>> START Raw records

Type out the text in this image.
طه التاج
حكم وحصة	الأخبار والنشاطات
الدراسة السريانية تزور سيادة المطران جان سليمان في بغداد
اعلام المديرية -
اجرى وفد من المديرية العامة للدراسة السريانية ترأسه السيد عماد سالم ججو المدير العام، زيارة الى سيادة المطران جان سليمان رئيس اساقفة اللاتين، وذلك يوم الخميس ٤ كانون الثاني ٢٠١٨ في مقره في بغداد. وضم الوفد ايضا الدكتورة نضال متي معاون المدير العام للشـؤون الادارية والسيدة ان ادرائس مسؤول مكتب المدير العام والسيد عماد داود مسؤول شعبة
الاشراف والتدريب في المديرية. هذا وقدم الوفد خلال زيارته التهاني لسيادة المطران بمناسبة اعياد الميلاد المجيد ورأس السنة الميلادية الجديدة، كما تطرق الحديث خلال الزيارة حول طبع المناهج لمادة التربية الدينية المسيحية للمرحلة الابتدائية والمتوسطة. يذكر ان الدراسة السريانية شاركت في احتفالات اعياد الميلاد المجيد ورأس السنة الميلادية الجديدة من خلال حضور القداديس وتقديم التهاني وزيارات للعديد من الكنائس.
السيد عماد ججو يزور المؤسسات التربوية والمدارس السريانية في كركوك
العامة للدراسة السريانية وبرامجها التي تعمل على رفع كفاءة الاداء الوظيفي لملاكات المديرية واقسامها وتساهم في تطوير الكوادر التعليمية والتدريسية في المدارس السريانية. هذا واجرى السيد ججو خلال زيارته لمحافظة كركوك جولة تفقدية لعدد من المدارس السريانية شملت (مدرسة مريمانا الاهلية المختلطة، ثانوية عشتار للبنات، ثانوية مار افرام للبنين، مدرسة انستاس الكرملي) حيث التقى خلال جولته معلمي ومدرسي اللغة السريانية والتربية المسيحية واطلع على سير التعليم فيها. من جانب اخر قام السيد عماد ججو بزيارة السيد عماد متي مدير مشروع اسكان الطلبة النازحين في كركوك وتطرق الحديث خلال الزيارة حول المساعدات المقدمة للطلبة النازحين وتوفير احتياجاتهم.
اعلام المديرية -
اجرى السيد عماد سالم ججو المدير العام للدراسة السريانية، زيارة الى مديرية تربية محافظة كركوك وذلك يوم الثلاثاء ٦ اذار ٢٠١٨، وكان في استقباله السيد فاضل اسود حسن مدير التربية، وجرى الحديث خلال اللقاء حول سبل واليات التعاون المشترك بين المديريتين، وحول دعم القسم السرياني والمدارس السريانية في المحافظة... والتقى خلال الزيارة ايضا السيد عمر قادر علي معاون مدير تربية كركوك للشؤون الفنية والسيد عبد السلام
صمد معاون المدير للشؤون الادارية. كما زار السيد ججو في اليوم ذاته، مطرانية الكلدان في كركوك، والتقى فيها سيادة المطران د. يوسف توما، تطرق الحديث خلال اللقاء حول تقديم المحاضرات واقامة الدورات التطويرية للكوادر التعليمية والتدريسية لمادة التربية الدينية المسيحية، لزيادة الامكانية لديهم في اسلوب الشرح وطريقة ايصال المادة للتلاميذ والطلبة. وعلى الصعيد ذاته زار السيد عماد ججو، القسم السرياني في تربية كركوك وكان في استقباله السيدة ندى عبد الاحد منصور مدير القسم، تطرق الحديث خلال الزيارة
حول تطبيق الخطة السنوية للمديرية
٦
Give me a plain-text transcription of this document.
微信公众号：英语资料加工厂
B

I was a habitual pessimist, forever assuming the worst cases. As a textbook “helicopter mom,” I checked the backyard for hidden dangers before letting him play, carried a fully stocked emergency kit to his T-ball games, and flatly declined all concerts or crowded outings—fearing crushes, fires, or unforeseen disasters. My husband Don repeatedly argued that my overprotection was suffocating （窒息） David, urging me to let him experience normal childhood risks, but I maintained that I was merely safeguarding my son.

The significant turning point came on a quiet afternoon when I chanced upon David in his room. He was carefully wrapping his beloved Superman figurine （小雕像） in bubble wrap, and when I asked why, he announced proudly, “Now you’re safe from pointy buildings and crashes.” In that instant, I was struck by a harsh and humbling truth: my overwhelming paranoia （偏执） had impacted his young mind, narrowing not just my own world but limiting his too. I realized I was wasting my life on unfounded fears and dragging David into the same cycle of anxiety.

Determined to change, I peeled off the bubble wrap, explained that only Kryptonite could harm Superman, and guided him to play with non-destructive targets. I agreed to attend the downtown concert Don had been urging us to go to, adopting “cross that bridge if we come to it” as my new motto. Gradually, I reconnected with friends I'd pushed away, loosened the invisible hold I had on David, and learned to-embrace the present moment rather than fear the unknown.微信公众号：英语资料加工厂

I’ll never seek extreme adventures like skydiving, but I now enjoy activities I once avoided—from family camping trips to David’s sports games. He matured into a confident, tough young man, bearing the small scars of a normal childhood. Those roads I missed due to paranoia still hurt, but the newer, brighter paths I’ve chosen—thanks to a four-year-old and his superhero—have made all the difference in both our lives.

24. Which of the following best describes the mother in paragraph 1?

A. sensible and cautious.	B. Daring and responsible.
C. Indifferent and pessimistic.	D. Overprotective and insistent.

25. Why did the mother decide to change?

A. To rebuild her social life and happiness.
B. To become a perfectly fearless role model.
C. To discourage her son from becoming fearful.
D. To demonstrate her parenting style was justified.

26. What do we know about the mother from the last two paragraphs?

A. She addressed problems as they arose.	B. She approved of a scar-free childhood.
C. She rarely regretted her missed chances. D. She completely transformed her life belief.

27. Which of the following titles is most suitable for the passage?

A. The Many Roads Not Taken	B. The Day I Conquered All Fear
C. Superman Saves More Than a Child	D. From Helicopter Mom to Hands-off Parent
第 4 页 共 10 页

>> END Raw records

> _Exercise objective_
Find the word "mother" in the entries, and copy every line it shows up in.

> _Correct response_
24. Which of the following best describes the mother in paragraph 1?
25. Why did the mother decide to change?
26. What do we know about the mother from the last two paragraphs?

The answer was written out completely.